Problem statement — Return the records, each one exactly as written.

--- start Listed entries ---

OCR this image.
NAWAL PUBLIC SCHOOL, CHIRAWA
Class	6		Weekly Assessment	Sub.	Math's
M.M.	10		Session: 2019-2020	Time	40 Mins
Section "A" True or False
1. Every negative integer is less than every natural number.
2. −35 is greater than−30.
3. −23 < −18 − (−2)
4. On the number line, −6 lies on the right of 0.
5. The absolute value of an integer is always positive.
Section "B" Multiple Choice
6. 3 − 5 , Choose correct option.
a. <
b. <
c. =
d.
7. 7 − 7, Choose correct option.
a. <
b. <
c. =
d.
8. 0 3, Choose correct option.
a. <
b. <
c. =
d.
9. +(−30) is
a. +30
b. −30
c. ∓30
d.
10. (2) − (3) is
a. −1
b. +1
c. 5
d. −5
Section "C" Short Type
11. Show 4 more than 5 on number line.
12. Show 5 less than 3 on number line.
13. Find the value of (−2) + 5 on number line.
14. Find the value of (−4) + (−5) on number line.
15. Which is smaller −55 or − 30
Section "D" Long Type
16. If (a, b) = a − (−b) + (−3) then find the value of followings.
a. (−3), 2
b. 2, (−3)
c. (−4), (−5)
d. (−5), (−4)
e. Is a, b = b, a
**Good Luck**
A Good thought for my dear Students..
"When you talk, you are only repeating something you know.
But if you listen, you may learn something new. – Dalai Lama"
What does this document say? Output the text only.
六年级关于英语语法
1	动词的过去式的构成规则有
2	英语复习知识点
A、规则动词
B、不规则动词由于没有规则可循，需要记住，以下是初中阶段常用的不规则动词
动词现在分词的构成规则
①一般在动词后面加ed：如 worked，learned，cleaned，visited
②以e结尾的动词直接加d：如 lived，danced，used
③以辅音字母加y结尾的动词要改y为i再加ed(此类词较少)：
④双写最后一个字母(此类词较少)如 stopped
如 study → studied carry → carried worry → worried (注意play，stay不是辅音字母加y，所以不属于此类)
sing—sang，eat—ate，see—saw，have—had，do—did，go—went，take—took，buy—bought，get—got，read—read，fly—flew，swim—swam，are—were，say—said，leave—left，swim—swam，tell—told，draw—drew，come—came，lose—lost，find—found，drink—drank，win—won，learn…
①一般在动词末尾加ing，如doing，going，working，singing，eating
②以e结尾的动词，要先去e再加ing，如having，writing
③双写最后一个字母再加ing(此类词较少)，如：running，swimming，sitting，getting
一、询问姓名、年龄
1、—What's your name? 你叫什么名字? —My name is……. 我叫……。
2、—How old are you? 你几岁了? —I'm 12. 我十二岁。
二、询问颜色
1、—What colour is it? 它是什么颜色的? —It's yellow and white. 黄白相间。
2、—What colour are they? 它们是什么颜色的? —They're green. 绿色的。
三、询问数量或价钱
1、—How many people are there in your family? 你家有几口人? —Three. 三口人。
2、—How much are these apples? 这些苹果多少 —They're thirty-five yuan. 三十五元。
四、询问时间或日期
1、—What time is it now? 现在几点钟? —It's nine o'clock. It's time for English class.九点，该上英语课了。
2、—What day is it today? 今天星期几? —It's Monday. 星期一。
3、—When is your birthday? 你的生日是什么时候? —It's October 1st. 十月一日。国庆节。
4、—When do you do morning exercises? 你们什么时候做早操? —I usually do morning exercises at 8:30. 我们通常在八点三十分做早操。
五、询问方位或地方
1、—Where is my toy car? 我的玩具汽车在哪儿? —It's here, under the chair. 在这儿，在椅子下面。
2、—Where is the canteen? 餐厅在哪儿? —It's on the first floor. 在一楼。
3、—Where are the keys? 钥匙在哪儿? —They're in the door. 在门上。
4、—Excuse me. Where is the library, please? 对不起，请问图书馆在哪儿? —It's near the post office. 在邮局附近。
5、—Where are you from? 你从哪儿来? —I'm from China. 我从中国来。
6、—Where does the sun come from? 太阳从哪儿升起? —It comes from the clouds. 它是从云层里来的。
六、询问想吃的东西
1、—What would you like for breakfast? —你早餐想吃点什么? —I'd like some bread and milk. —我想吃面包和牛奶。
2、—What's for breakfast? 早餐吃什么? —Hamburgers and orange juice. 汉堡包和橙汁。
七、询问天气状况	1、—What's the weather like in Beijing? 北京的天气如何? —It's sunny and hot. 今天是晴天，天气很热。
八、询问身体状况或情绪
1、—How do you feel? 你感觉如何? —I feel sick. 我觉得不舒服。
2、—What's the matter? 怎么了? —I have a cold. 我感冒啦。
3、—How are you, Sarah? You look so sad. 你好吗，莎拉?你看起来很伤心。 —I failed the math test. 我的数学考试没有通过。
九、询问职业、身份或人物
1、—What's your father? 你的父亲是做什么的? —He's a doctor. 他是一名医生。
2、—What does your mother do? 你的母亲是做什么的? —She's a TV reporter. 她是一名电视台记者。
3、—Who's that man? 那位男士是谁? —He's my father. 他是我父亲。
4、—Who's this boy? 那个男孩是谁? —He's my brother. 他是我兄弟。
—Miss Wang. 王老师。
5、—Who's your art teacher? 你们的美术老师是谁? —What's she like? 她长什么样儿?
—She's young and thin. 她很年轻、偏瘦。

--- end Listed entries ---

Task result —
OCR this image.
NAWAL PUBLIC SCHOOL, CHIRAWA
Class	6		Weekly Assessment	Sub.	Math's
M.M.	10		Session: 2019-2020	Time	40 Mins
Section "A" True or False
1. Every negative integer is less than every natural number.
2. −35 is greater than−30.
3. −23 < −18 − (−2)
4. On the number line, −6 lies on the right of 0.
5. The absolute value of an integer is always positive.
Section "B" Multiple Choice
6. 3 − 5 , Choose correct option.
a. <
b. <
c. =
d.
7. 7 − 7, Choose correct option.
a. <
b. <
c. =
d.
8. 0 3, Choose correct option.
a. <
b. <
c. =
d.
9. +(−30) is
a. +30
b. −30
c. ∓30
d.
10. (2) − (3) is
a. −1
b. +1
c. 5
d. −5
Section "C" Short Type
11. Show 4 more than 5 on number line.
12. Show 5 less than 3 on number line.
13. Find the value of (−2) + 5 on number line.
14. Find the value of (−4) + (−5) on number line.
15. Which is smaller −55 or − 30
Section "D" Long Type
16. If (a, b) = a − (−b) + (−3) then find the value of followings.
a. (−3), 2
b. 2, (−3)
c. (−4), (−5)
d. (−5), (−4)
e. Is a, b = b, a
**Good Luck**
A Good thought for my dear Students..
"When you talk, you are only repeating something you know.
But if you listen, you may learn something new. – Dalai Lama"
What does this document say? Output the text only.
六年级关于英语语法
1	动词的过去式的构成规则有
2	英语复习知识点
A、规则动词
B、不规则动词由于没有规则可循，需要记住，以下是初中阶段常用的不规则动词
动词现在分词的构成规则
①一般在动词后面加ed：如 worked，learned，cleaned，visited
②以e结尾的动词直接加d：如 lived，danced，used
③以辅音字母加y结尾的动词要改y为i再加ed(此类词较少)：
④双写最后一个字母(此类词较少)如 stopped
如 study → studied carry → carried worry → worried (注意play，stay不是辅音字母加y，所以不属于此类)
sing—sang，eat—ate，see—saw，have—had，do—did，go—went，take—took，buy—bought，get—got，read—read，fly—flew，swim—swam，are—were，say—said，leave—left，swim—swam，tell—told，draw—drew，come—came，lose—lost，find—found，drink—drank，win—won，learn…
①一般在动词末尾加ing，如doing，going，working，singing，eating
②以e结尾的动词，要先去e再加ing，如having，writing
③双写最后一个字母再加ing(此类词较少)，如：running，swimming，sitting，getting
一、询问姓名、年龄
1、—What's your name? 你叫什么名字? —My name is……. 我叫……。
2、—How old are you? 你几岁了? —I'm 12. 我十二岁。
二、询问颜色
1、—What colour is it? 它是什么颜色的? —It's yellow and white. 黄白相间。
2、—What colour are they? 它们是什么颜色的? —They're green. 绿色的。
三、询问数量或价钱
1、—How many people are there in your family? 你家有几口人? —Three. 三口人。
2、—How much are these apples? 这些苹果多少 —They're thirty-five yuan. 三十五元。
四、询问时间或日期
1、—What time is it now? 现在几点钟? —It's nine o'clock. It's time for English class.九点，该上英语课了。
2、—What day is it today? 今天星期几? —It's Monday. 星期一。
3、—When is your birthday? 你的生日是什么时候? —It's October 1st. 十月一日。国庆节。
4、—When do you do morning exercises? 你们什么时候做早操? —I usually do morning exercises at 8:30. 我们通常在八点三十分做早操。
五、询问方位或地方
1、—Where is my toy car? 我的玩具汽车在哪儿? —It's here, under the chair. 在这儿，在椅子下面。
2、—Where is the canteen? 餐厅在哪儿? —It's on the first floor. 在一楼。
3、—Where are the keys? 钥匙在哪儿? —They're in the door. 在门上。
4、—Excuse me. Where is the library, please? 对不起，请问图书馆在哪儿? —It's near the post office. 在邮局附近。
5、—Where are you from? 你从哪儿来? —I'm from China. 我从中国来。
6、—Where does the sun come from? 太阳从哪儿升起? —It comes from the clouds. 它是从云层里来的。
六、询问想吃的东西
1、—What would you like for breakfast? —你早餐想吃点什么? —I'd like some bread and milk. —我想吃面包和牛奶。
2、—What's for breakfast? 早餐吃什么? —Hamburgers and orange juice. 汉堡包和橙汁。
七、询问天气状况	1、—What's the weather like in Beijing? 北京的天气如何? —It's sunny and hot. 今天是晴天，天气很热。
八、询问身体状况或情绪
1、—How do you feel? 你感觉如何? —I feel sick. 我觉得不舒服。
2、—What's the matter? 怎么了? —I have a cold. 我感冒啦。
3、—How are you, Sarah? You look so sad. 你好吗，莎拉?你看起来很伤心。 —I failed the math test. 我的数学考试没有通过。
九、询问职业、身份或人物
1、—What's your father? 你的父亲是做什么的? —He's a doctor. 他是一名医生。
2、—What does your mother do? 你的母亲是做什么的? —She's a TV reporter. 她是一名电视台记者。
3、—Who's that man? 那位男士是谁? —He's my father. 他是我父亲。
4、—Who's this boy? 那个男孩是谁? —He's my brother. 他是我兄弟。
—Miss Wang. 王老师。
5、—Who's your art teacher? 你们的美术老师是谁? —What's she like? 她长什么样儿?
—She's young and thin. 她很年轻、偏瘦。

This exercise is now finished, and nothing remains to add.